## START GIVEN RECORDS

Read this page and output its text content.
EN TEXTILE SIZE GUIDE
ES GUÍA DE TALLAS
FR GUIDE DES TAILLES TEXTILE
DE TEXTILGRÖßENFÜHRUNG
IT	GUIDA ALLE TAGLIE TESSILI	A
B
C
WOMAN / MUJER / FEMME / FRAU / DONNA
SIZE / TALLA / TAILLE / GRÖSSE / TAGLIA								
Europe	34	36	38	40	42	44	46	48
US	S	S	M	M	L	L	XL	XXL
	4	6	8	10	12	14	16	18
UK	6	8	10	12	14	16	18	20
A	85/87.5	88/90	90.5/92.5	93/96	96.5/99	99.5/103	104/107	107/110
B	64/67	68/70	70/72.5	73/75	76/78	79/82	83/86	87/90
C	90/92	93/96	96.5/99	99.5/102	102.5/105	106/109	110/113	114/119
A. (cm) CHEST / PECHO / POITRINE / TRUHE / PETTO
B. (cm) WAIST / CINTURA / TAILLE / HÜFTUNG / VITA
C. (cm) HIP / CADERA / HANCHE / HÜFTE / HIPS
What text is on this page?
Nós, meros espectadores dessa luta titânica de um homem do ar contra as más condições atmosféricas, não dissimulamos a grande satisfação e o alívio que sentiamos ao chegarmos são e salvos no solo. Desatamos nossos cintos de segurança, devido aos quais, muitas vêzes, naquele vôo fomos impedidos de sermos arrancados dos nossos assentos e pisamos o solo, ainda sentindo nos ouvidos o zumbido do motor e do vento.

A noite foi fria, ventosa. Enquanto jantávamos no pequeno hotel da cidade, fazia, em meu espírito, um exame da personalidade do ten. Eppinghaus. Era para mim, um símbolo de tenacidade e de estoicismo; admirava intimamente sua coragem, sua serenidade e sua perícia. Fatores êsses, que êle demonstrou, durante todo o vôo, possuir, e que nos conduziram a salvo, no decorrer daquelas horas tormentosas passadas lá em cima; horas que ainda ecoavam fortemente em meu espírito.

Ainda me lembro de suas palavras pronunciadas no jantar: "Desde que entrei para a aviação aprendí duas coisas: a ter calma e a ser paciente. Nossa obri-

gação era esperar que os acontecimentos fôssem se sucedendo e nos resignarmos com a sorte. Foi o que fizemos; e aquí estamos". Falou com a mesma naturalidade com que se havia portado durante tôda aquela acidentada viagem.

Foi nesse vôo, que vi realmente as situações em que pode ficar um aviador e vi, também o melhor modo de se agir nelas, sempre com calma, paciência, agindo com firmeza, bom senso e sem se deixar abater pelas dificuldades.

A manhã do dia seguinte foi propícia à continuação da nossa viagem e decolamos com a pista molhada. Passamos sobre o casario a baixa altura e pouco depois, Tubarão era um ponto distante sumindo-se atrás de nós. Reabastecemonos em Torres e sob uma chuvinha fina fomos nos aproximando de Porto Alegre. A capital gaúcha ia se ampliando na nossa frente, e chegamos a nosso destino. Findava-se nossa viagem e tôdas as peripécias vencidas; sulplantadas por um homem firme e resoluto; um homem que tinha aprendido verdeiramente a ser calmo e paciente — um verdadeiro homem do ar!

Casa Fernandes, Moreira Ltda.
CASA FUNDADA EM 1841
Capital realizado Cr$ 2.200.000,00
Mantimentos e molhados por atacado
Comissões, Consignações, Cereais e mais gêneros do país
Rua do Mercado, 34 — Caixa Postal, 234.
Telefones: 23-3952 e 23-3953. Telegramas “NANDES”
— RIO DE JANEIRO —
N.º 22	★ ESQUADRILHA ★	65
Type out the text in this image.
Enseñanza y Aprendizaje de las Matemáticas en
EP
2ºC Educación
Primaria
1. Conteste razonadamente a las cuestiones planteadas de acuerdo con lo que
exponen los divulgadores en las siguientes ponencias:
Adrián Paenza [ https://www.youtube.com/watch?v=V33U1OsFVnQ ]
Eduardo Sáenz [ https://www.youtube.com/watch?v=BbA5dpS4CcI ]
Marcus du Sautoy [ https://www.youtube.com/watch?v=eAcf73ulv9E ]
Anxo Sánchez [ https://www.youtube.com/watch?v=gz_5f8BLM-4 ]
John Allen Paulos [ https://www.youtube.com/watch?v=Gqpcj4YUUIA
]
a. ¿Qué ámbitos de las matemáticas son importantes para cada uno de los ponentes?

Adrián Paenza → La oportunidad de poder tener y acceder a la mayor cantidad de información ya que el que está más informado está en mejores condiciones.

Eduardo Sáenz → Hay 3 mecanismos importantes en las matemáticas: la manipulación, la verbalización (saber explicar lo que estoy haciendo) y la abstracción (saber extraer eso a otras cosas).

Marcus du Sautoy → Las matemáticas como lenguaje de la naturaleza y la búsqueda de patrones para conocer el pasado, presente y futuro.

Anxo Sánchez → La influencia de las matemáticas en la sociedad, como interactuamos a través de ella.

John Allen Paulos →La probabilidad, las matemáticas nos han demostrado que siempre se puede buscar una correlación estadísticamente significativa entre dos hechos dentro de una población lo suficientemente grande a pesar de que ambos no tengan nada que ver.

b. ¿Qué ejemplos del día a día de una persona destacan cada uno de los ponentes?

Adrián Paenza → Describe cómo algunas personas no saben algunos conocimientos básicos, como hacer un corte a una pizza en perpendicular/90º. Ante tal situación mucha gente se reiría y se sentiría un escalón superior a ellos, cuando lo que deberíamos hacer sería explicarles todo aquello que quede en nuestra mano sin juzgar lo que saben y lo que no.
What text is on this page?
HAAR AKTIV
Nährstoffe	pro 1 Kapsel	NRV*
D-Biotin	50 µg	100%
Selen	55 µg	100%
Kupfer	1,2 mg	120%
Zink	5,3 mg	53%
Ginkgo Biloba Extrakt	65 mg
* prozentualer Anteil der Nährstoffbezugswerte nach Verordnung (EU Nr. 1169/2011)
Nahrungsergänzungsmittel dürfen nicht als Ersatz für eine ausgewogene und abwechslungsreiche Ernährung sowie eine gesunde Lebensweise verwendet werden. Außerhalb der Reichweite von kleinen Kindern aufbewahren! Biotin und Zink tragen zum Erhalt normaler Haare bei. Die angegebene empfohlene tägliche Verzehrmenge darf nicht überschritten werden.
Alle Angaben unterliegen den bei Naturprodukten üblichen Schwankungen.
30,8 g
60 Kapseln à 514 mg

## END GIVEN RECORDS

— EXERCISE REQUIREMENTS —
Above are some records; repeat all of them exactly.

— EXPECTED ANSWER —
Read this page and output its text content.
EN TEXTILE SIZE GUIDE
ES GUÍA DE TALLAS
FR GUIDE DES TAILLES TEXTILE
DE TEXTILGRÖßENFÜHRUNG
IT	GUIDA ALLE TAGLIE TESSILI	A
B
C
WOMAN / MUJER / FEMME / FRAU / DONNA
SIZE / TALLA / TAILLE / GRÖSSE / TAGLIA								
Europe	34	36	38	40	42	44	46	48
US	S	S	M	M	L	L	XL	XXL
	4	6	8	10	12	14	16	18
UK	6	8	10	12	14	16	18	20
A	85/87.5	88/90	90.5/92.5	93/96	96.5/99	99.5/103	104/107	107/110
B	64/67	68/70	70/72.5	73/75	76/78	79/82	83/86	87/90
C	90/92	93/96	96.5/99	99.5/102	102.5/105	106/109	110/113	114/119
A. (cm) CHEST / PECHO / POITRINE / TRUHE / PETTO
B. (cm) WAIST / CINTURA / TAILLE / HÜFTUNG / VITA
C. (cm) HIP / CADERA / HANCHE / HÜFTE / HIPS
What text is on this page?
Nós, meros espectadores dessa luta titânica de um homem do ar contra as más condições atmosféricas, não dissimulamos a grande satisfação e o alívio que sentiamos ao chegarmos são e salvos no solo. Desatamos nossos cintos de segurança, devido aos quais, muitas vêzes, naquele vôo fomos impedidos de sermos arrancados dos nossos assentos e pisamos o solo, ainda sentindo nos ouvidos o zumbido do motor e do vento.

A noite foi fria, ventosa. Enquanto jantávamos no pequeno hotel da cidade, fazia, em meu espírito, um exame da personalidade do ten. Eppinghaus. Era para mim, um símbolo de tenacidade e de estoicismo; admirava intimamente sua coragem, sua serenidade e sua perícia. Fatores êsses, que êle demonstrou, durante todo o vôo, possuir, e que nos conduziram a salvo, no decorrer daquelas horas tormentosas passadas lá em cima; horas que ainda ecoavam fortemente em meu espírito.

Ainda me lembro de suas palavras pronunciadas no jantar: "Desde que entrei para a aviação aprendí duas coisas: a ter calma e a ser paciente. Nossa obri-

gação era esperar que os acontecimentos fôssem se sucedendo e nos resignarmos com a sorte. Foi o que fizemos; e aquí estamos". Falou com a mesma naturalidade com que se havia portado durante tôda aquela acidentada viagem.

Foi nesse vôo, que vi realmente as situações em que pode ficar um aviador e vi, também o melhor modo de se agir nelas, sempre com calma, paciência, agindo com firmeza, bom senso e sem se deixar abater pelas dificuldades.

A manhã do dia seguinte foi propícia à continuação da nossa viagem e decolamos com a pista molhada. Passamos sobre o casario a baixa altura e pouco depois, Tubarão era um ponto distante sumindo-se atrás de nós. Reabastecemonos em Torres e sob uma chuvinha fina fomos nos aproximando de Porto Alegre. A capital gaúcha ia se ampliando na nossa frente, e chegamos a nosso destino. Findava-se nossa viagem e tôdas as peripécias vencidas; sulplantadas por um homem firme e resoluto; um homem que tinha aprendido verdeiramente a ser calmo e paciente — um verdadeiro homem do ar!

Casa Fernandes, Moreira Ltda.
CASA FUNDADA EM 1841
Capital realizado Cr$ 2.200.000,00
Mantimentos e molhados por atacado
Comissões, Consignações, Cereais e mais gêneros do país
Rua do Mercado, 34 — Caixa Postal, 234.
Telefones: 23-3952 e 23-3953. Telegramas “NANDES”
— RIO DE JANEIRO —
N.º 22	★ ESQUADRILHA ★	65
Type out the text in this image.
Enseñanza y Aprendizaje de las Matemáticas en
EP
2ºC Educación
Primaria
1. Conteste razonadamente a las cuestiones planteadas de acuerdo con lo que
exponen los divulgadores en las siguientes ponencias:
Adrián Paenza [ https://www.youtube.com/watch?v=V33U1OsFVnQ ]
Eduardo Sáenz [ https://www.youtube.com/watch?v=BbA5dpS4CcI ]
Marcus du Sautoy [ https://www.youtube.com/watch?v=eAcf73ulv9E ]
Anxo Sánchez [ https://www.youtube.com/watch?v=gz_5f8BLM-4 ]
John Allen Paulos [ https://www.youtube.com/watch?v=Gqpcj4YUUIA
]
a. ¿Qué ámbitos de las matemáticas son importantes para cada uno de los ponentes?

Adrián Paenza → La oportunidad de poder tener y acceder a la mayor cantidad de información ya que el que está más informado está en mejores condiciones.

Eduardo Sáenz → Hay 3 mecanismos importantes en las matemáticas: la manipulación, la verbalización (saber explicar lo que estoy haciendo) y la abstracción (saber extraer eso a otras cosas).

Marcus du Sautoy → Las matemáticas como lenguaje de la naturaleza y la búsqueda de patrones para conocer el pasado, presente y futuro.

Anxo Sánchez → La influencia de las matemáticas en la sociedad, como interactuamos a través de ella.

John Allen Paulos →La probabilidad, las matemáticas nos han demostrado que siempre se puede buscar una correlación estadísticamente significativa entre dos hechos dentro de una población lo suficientemente grande a pesar de que ambos no tengan nada que ver.

b. ¿Qué ejemplos del día a día de una persona destacan cada uno de los ponentes?

Adrián Paenza → Describe cómo algunas personas no saben algunos conocimientos básicos, como hacer un corte a una pizza en perpendicular/90º. Ante tal situación mucha gente se reiría y se sentiría un escalón superior a ellos, cuando lo que deberíamos hacer sería explicarles todo aquello que quede en nuestra mano sin juzgar lo que saben y lo que no.
What text is on this page?
HAAR AKTIV
Nährstoffe	pro 1 Kapsel	NRV*
D-Biotin	50 µg	100%
Selen	55 µg	100%
Kupfer	1,2 mg	120%
Zink	5,3 mg	53%
Ginkgo Biloba Extrakt	65 mg
* prozentualer Anteil der Nährstoffbezugswerte nach Verordnung (EU Nr. 1169/2011)
Nahrungsergänzungsmittel dürfen nicht als Ersatz für eine ausgewogene und abwechslungsreiche Ernährung sowie eine gesunde Lebensweise verwendet werden. Außerhalb der Reichweite von kleinen Kindern aufbewahren! Biotin und Zink tragen zum Erhalt normaler Haare bei. Die angegebene empfohlene tägliche Verzehrmenge darf nicht überschritten werden.
Alle Angaben unterliegen den bei Naturprodukten üblichen Schwankungen.
30,8 g
60 Kapseln à 514 mg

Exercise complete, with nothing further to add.